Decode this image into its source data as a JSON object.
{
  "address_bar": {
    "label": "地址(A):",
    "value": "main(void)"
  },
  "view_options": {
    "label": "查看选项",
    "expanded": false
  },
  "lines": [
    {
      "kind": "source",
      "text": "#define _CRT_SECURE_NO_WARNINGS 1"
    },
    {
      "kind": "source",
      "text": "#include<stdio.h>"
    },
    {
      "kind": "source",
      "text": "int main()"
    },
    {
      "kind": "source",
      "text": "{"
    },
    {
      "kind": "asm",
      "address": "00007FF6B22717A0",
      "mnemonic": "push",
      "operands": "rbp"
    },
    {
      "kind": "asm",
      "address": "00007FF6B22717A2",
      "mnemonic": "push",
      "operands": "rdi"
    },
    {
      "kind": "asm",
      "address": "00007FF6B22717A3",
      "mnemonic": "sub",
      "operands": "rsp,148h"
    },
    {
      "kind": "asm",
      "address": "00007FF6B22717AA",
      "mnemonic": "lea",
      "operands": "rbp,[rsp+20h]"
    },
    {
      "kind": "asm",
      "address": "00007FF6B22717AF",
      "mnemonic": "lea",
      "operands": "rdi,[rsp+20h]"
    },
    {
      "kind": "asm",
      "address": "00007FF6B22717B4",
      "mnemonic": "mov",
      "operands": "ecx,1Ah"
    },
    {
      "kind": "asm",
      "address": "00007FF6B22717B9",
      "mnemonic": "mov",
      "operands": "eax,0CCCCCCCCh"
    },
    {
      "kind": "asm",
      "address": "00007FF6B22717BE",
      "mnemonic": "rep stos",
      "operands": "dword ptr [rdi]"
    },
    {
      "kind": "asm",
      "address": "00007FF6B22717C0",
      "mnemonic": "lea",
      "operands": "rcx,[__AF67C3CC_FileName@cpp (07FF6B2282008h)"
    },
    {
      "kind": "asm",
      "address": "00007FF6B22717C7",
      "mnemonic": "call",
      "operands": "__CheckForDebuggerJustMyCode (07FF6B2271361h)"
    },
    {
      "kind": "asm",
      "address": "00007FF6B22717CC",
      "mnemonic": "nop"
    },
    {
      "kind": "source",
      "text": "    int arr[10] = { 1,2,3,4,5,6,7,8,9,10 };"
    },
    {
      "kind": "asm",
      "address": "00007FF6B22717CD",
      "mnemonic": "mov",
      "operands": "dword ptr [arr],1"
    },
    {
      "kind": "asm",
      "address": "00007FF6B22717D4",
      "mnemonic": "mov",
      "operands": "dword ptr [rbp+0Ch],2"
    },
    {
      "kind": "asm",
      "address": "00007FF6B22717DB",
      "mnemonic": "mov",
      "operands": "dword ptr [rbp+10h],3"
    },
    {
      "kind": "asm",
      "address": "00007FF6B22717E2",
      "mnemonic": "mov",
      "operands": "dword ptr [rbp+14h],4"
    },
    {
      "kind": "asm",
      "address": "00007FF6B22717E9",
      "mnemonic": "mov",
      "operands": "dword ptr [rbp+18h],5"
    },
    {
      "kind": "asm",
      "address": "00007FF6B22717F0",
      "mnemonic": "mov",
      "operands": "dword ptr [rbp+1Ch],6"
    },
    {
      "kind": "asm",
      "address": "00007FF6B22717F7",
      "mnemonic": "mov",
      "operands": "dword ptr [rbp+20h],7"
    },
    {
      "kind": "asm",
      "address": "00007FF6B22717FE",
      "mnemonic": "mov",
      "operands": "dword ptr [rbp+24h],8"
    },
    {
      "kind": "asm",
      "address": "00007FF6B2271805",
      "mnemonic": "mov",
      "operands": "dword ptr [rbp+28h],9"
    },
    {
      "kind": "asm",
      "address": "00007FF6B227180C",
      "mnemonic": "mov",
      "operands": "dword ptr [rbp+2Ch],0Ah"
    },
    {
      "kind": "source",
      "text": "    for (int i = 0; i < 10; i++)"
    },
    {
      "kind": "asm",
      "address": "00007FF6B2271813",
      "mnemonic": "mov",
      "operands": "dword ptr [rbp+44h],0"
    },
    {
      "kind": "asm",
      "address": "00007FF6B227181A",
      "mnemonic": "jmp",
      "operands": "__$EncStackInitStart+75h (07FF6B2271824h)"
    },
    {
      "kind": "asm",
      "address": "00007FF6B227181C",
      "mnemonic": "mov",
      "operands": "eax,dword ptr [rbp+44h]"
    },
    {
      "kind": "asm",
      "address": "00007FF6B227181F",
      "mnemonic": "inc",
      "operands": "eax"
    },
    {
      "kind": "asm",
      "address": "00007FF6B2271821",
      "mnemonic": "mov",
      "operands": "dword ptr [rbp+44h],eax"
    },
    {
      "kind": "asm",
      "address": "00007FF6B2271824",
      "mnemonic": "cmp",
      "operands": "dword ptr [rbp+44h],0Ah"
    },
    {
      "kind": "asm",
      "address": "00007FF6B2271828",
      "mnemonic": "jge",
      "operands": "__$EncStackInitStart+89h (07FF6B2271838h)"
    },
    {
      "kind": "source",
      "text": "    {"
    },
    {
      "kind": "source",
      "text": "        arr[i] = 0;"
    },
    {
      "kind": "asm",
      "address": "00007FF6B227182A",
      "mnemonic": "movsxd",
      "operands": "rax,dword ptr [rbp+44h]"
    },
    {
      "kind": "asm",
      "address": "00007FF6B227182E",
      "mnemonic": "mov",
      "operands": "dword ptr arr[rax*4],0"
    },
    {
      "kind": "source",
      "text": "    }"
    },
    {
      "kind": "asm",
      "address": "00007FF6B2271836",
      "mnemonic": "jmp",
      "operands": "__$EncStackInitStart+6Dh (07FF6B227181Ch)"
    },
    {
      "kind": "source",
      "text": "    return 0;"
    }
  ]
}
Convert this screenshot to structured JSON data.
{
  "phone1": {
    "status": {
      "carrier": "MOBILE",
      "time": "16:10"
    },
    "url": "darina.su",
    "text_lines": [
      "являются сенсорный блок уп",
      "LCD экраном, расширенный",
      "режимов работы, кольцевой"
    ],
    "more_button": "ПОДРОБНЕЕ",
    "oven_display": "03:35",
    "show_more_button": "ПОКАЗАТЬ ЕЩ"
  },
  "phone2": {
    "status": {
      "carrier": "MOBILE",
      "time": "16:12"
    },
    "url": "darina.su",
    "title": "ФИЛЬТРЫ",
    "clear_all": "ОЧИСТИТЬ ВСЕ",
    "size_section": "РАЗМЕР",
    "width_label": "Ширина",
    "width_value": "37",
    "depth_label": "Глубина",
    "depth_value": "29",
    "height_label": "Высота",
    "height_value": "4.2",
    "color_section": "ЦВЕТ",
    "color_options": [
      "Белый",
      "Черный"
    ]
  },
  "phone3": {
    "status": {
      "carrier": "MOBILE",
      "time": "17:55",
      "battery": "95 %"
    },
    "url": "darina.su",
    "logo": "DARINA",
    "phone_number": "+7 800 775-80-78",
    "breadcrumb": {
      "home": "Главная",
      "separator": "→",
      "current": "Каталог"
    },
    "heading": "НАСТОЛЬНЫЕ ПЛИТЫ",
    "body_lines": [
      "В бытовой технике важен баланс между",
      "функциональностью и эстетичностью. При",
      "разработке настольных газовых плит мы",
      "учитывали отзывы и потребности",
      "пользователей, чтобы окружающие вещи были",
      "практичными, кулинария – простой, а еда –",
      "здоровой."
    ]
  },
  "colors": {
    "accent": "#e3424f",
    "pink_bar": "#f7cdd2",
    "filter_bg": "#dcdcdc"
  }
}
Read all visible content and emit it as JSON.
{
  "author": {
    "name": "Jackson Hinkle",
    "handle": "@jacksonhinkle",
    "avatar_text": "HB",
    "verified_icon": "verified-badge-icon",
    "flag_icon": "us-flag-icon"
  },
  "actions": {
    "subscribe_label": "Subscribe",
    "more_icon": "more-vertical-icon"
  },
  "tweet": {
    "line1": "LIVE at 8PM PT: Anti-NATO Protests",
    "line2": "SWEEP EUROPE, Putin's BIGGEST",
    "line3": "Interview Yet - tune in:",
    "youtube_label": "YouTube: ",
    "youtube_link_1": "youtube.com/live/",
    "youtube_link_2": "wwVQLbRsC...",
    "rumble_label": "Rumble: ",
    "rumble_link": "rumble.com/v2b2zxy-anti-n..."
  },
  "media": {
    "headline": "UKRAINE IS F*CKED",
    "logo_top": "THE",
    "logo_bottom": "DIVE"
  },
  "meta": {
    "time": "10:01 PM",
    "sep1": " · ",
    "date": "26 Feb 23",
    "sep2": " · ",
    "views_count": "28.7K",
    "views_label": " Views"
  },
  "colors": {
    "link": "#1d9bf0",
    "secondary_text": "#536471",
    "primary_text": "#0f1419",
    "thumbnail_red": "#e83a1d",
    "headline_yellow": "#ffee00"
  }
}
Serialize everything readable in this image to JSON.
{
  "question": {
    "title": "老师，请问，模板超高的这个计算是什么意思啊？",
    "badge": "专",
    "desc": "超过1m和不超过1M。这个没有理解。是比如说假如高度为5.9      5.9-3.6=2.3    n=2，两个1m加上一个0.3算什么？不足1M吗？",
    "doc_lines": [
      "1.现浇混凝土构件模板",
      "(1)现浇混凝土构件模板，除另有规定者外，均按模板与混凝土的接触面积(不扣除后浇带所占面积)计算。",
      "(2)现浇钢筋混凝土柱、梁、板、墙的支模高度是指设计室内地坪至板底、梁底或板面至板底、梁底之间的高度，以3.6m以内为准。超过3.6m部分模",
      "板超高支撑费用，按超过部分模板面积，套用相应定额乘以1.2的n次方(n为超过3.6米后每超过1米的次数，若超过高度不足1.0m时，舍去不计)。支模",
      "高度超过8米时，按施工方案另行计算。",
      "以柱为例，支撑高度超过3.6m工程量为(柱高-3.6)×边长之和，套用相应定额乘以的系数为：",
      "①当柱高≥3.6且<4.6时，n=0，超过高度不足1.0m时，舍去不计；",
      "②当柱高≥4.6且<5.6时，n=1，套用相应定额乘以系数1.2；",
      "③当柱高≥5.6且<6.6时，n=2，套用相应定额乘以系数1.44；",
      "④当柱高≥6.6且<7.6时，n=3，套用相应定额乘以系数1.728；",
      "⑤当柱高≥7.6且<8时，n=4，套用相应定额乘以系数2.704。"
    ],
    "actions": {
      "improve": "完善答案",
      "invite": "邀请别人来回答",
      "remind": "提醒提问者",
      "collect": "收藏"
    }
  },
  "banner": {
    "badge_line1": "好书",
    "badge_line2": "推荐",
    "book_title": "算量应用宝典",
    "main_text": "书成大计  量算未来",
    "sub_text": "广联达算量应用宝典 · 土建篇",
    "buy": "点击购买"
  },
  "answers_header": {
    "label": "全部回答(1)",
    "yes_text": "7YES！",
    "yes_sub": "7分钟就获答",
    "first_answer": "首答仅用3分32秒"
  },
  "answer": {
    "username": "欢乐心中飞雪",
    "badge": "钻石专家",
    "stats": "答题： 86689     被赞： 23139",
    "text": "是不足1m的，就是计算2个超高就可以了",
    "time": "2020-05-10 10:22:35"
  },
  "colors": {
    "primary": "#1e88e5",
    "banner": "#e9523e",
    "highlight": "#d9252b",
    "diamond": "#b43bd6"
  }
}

·····

### Problem statement
Check every line for "EncStackInitStart" and show the ones that have it.

### Reply
      "operands": "__$EncStackInitStart+75h (07FF6B2271824h)"
      "operands": "__$EncStackInitStart+89h (07FF6B2271838h)"
      "operands": "__$EncStackInitStart+6Dh (07FF6B227181Ch)"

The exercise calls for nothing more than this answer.